▶ **Aim**
In your copy, include every line of the listing below exactly but none of the pictures.

=== Data records ===

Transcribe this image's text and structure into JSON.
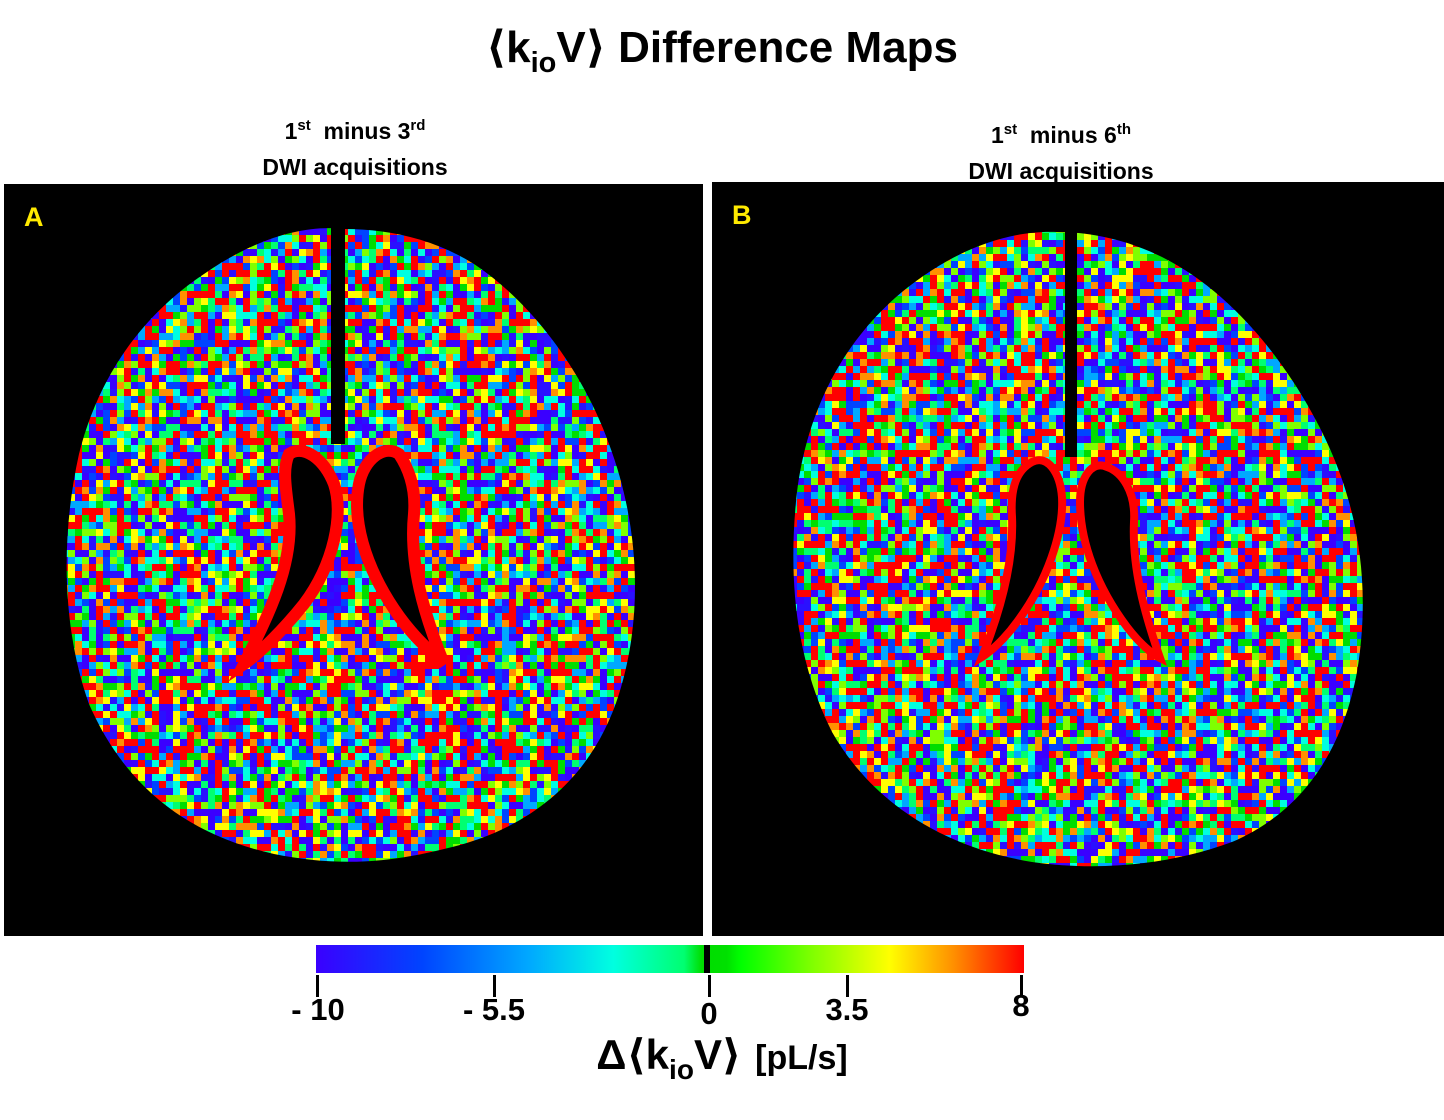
{
  "title": {
    "prefix": "⟨k",
    "sub": "io",
    "suffix": "V⟩ Difference Maps"
  },
  "panels": [
    {
      "label": "A",
      "caption_line1": {
        "a": "1",
        "a_sup": "st",
        "mid": "  minus 3",
        "b_sup": "rd"
      },
      "caption_line2": "DWI acquisitions"
    },
    {
      "label": "B",
      "caption_line1": {
        "a": "1",
        "a_sup": "st",
        "mid": "  minus 6",
        "b_sup": "th"
      },
      "caption_line2": "DWI acquisitions"
    }
  ],
  "colorbar": {
    "min": -10,
    "max": 8,
    "ticks": [
      {
        "value": -10,
        "label": "- 10"
      },
      {
        "value": -5.5,
        "label": "- 5.5"
      },
      {
        "value": 0,
        "label": "0"
      },
      {
        "value": 3.5,
        "label": "3.5"
      },
      {
        "value": 8,
        "label": "8"
      }
    ],
    "label": {
      "prefix": "Δ⟨k",
      "sub": "io",
      "suffix": "V⟩",
      "unit": "[pL/s]"
    },
    "colors": {
      "low": "#3a00ff",
      "zero": "#00dd00",
      "high": "#ff0000"
    }
  },
  "label_color": "#ffea00"
}
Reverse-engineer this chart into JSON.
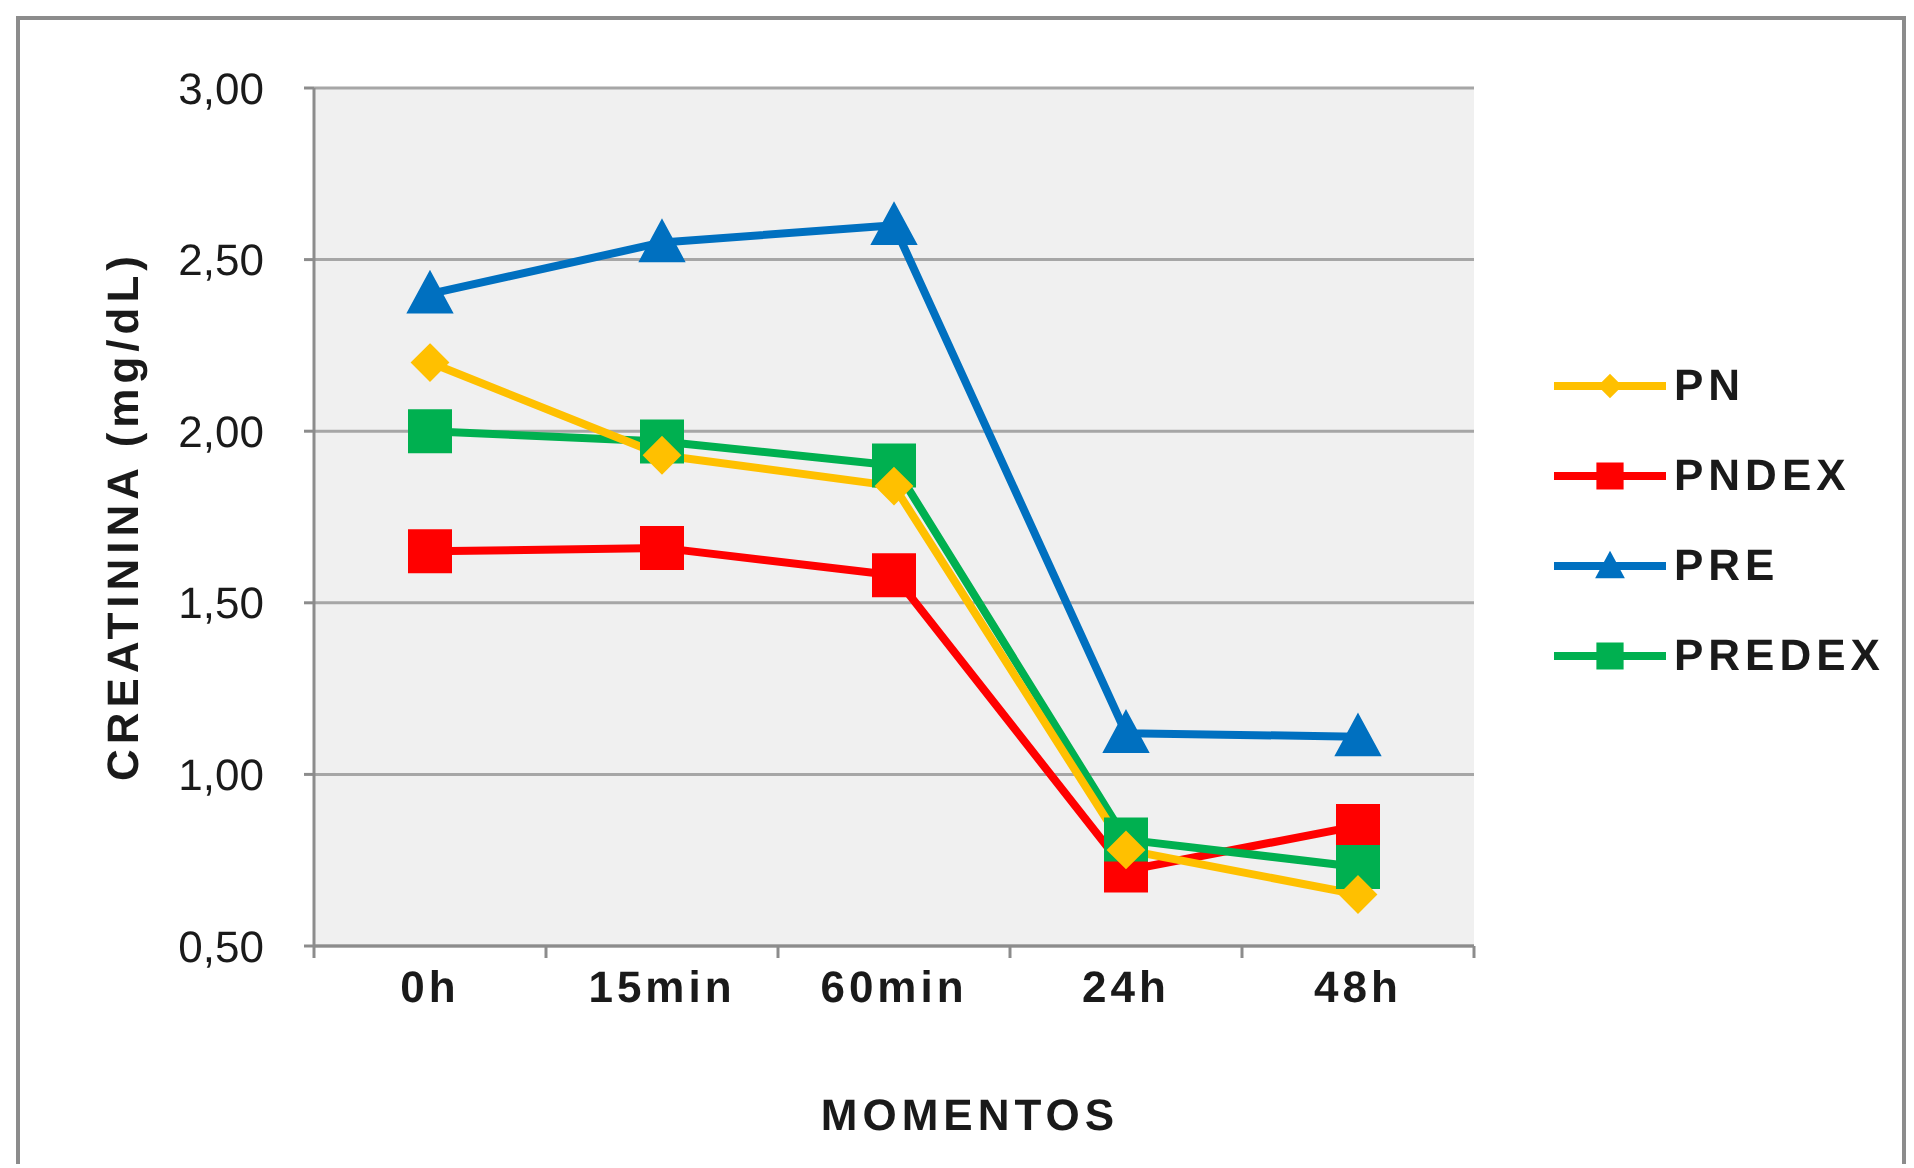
{
  "chart_data": {
    "type": "line",
    "xlabel": "MOMENTOS",
    "ylabel": "CREATININA (mg/dL)",
    "categories": [
      "0h",
      "15min",
      "60min",
      "24h",
      "48h"
    ],
    "series": [
      {
        "name": "PN",
        "color": "#ffc000",
        "marker": "diamond",
        "values": [
          2.2,
          1.93,
          1.84,
          0.78,
          0.65
        ]
      },
      {
        "name": "PNDEX",
        "color": "#ff0000",
        "marker": "square",
        "values": [
          1.65,
          1.66,
          1.58,
          0.72,
          0.85
        ]
      },
      {
        "name": "PRE",
        "color": "#0070c0",
        "marker": "triangle",
        "values": [
          2.4,
          2.55,
          2.6,
          1.12,
          1.11
        ]
      },
      {
        "name": "PREDEX",
        "color": "#00b050",
        "marker": "square",
        "values": [
          2.0,
          1.97,
          1.9,
          0.81,
          0.73
        ]
      }
    ],
    "ylim": [
      0.5,
      3
    ],
    "yticks": [
      {
        "value": 0.5,
        "label": "0,50"
      },
      {
        "value": 1,
        "label": "1,00"
      },
      {
        "value": 1.5,
        "label": "1,50"
      },
      {
        "value": 2,
        "label": "2,00"
      },
      {
        "value": 2.5,
        "label": "2,50"
      },
      {
        "value": 3,
        "label": "3,00"
      }
    ],
    "grid": "y",
    "legend": "right",
    "line_style": "solid"
  }
}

===

▶ **Solution to the exercise**
Transcribe this image's text and structure into JSON.
{
  "title": {
    "prefix": "⟨k",
    "sub": "io",
    "suffix": "V⟩ Difference Maps"
  },
  "panels": [
    {
      "label": "A",
      "caption_line1": {
        "a": "1",
        "a_sup": "st",
        "mid": "  minus 3",
        "b_sup": "rd"
      },
      "caption_line2": "DWI acquisitions"
    },
    {
      "label": "B",
      "caption_line1": {
        "a": "1",
        "a_sup": "st",
        "mid": "  minus 6",
        "b_sup": "th"
      },
      "caption_line2": "DWI acquisitions"
    }
  ],
  "colorbar": {
    "min": -10,
    "max": 8,
    "ticks": [
      {
        "value": -10,
        "label": "- 10"
      },
      {
        "value": -5.5,
        "label": "- 5.5"
      },
      {
        "value": 0,
        "label": "0"
      },
      {
        "value": 3.5,
        "label": "3.5"
      },
      {
        "value": 8,
        "label": "8"
      }
    ],
    "label": {
      "prefix": "Δ⟨k",
      "sub": "io",
      "suffix": "V⟩",
      "unit": "[pL/s]"
    },
    "colors": {
      "low": "#3a00ff",
      "zero": "#00dd00",
      "high": "#ff0000"
    }
  },
  "label_color": "#ffea00"
}
Reverse-engineer this chart into JSON.
{
  "chart_data": {
    "type": "line",
    "xlabel": "MOMENTOS",
    "ylabel": "CREATININA (mg/dL)",
    "categories": [
      "0h",
      "15min",
      "60min",
      "24h",
      "48h"
    ],
    "series": [
      {
        "name": "PN",
        "color": "#ffc000",
        "marker": "diamond",
        "values": [
          2.2,
          1.93,
          1.84,
          0.78,
          0.65
        ]
      },
      {
        "name": "PNDEX",
        "color": "#ff0000",
        "marker": "square",
        "values": [
          1.65,
          1.66,
          1.58,
          0.72,
          0.85
        ]
      },
      {
        "name": "PRE",
        "color": "#0070c0",
        "marker": "triangle",
        "values": [
          2.4,
          2.55,
          2.6,
          1.12,
          1.11
        ]
      },
      {
        "name": "PREDEX",
        "color": "#00b050",
        "marker": "square",
        "values": [
          2.0,
          1.97,
          1.9,
          0.81,
          0.73
        ]
      }
    ],
    "ylim": [
      0.5,
      3
    ],
    "yticks": [
      {
        "value": 0.5,
        "label": "0,50"
      },
      {
        "value": 1,
        "label": "1,00"
      },
      {
        "value": 1.5,
        "label": "1,50"
      },
      {
        "value": 2,
        "label": "2,00"
      },
      {
        "value": 2.5,
        "label": "2,50"
      },
      {
        "value": 3,
        "label": "3,00"
      }
    ],
    "grid": "y",
    "legend": "right",
    "line_style": "solid"
  }
}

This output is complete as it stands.